Exercise
Gather all lines from the material that contain "value".

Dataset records
▼

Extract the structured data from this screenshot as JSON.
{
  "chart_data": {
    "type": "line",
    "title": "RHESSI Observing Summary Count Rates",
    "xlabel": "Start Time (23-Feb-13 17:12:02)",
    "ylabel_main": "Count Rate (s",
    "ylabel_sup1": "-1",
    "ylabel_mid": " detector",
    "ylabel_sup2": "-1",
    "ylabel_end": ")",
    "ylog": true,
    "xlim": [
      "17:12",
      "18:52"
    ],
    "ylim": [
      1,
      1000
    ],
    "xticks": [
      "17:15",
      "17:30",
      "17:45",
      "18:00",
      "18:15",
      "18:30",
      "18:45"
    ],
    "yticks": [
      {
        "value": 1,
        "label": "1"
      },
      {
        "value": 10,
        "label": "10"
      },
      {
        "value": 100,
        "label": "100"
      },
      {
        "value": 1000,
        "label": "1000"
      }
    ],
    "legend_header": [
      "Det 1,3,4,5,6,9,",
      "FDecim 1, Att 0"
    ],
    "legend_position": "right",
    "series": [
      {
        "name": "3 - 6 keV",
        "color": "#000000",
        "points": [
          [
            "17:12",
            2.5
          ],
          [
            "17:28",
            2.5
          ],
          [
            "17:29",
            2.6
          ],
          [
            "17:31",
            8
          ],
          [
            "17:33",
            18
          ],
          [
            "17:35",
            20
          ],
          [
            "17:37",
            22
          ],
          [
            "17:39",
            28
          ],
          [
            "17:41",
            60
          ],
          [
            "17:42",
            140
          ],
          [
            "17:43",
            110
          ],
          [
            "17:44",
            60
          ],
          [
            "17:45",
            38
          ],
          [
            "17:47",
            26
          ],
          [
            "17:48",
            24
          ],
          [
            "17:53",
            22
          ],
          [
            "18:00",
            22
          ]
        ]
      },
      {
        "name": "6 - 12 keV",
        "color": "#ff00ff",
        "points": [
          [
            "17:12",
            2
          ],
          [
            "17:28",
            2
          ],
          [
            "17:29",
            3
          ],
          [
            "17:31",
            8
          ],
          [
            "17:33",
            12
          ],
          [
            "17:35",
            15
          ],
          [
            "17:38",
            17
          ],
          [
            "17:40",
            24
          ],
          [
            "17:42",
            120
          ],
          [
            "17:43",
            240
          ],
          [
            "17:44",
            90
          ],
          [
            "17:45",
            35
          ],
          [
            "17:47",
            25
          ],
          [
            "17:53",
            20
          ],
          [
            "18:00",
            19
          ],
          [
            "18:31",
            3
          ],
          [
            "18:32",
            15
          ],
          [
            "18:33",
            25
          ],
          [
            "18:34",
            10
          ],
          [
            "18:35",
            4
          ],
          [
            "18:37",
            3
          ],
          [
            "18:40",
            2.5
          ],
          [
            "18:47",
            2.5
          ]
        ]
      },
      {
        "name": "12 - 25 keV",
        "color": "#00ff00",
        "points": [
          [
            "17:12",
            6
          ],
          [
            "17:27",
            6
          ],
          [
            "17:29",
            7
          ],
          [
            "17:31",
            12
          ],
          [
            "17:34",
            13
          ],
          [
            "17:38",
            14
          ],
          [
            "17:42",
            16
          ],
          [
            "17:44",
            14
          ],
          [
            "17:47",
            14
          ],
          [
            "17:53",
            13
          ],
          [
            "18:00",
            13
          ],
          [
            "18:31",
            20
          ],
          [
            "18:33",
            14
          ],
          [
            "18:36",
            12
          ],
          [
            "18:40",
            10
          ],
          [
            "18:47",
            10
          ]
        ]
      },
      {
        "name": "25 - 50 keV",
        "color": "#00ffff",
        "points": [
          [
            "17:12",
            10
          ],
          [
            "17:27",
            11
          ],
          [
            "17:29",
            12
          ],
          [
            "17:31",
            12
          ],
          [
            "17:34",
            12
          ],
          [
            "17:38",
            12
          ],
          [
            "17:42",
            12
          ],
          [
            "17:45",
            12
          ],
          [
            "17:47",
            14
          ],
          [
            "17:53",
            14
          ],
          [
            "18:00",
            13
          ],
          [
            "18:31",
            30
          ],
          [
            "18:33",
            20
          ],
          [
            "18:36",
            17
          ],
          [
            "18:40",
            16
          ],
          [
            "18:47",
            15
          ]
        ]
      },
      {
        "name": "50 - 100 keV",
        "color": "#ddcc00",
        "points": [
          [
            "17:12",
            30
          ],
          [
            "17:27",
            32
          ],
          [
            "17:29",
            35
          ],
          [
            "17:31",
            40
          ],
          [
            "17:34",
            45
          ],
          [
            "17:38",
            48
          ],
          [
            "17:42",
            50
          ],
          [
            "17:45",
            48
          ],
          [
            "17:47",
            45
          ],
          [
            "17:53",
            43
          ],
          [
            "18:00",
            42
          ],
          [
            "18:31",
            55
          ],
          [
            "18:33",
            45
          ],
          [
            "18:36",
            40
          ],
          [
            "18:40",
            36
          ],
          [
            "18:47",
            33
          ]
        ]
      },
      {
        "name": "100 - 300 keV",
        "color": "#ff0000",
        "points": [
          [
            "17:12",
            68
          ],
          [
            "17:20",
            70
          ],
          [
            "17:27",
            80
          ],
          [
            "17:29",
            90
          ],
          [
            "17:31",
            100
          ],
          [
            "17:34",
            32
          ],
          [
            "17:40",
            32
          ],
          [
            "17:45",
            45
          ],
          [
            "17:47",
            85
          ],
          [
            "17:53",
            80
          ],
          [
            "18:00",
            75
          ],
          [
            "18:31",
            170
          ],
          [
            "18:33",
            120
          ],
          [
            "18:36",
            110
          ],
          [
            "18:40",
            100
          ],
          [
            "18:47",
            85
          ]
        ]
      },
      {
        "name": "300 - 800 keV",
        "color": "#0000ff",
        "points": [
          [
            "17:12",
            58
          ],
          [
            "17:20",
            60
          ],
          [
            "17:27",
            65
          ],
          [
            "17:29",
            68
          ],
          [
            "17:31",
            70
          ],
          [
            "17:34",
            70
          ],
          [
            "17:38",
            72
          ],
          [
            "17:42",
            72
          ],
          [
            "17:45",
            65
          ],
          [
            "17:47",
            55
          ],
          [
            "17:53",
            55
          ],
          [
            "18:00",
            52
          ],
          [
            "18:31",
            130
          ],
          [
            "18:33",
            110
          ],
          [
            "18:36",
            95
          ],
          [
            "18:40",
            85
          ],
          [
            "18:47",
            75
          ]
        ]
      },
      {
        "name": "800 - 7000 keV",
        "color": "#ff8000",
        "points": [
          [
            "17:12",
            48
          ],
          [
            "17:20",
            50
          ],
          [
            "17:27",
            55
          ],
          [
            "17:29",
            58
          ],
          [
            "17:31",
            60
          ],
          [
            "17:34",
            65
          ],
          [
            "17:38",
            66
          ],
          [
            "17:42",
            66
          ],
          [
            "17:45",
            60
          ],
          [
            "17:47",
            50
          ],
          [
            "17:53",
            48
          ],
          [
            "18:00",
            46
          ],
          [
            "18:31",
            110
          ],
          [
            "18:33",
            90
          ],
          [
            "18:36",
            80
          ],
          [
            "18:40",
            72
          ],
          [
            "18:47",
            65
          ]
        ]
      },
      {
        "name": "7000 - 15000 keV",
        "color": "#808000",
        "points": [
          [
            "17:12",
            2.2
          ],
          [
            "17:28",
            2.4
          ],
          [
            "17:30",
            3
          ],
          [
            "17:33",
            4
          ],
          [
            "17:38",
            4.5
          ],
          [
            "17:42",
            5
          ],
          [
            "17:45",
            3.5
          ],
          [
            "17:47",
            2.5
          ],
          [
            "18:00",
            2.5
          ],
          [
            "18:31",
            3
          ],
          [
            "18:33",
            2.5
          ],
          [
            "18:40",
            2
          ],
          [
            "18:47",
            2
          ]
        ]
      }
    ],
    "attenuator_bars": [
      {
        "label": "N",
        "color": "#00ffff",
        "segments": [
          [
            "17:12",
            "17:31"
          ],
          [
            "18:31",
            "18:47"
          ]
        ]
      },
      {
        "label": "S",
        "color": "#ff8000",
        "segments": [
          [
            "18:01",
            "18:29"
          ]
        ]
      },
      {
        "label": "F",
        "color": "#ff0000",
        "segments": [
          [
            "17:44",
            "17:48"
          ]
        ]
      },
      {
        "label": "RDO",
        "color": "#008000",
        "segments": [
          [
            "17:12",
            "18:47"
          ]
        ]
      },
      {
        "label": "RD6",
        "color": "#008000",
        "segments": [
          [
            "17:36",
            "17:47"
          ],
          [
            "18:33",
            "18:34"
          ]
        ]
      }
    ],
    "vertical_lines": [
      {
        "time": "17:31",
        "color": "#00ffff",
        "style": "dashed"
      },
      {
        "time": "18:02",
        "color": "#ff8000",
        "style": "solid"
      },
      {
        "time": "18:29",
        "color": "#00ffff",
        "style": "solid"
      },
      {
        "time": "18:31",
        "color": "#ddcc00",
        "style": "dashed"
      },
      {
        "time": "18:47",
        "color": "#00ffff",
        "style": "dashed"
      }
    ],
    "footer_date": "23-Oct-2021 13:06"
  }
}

▲

Completed exercise
        "value": 1,
        "value": 10,
        "value": 100,
        "value": 1000,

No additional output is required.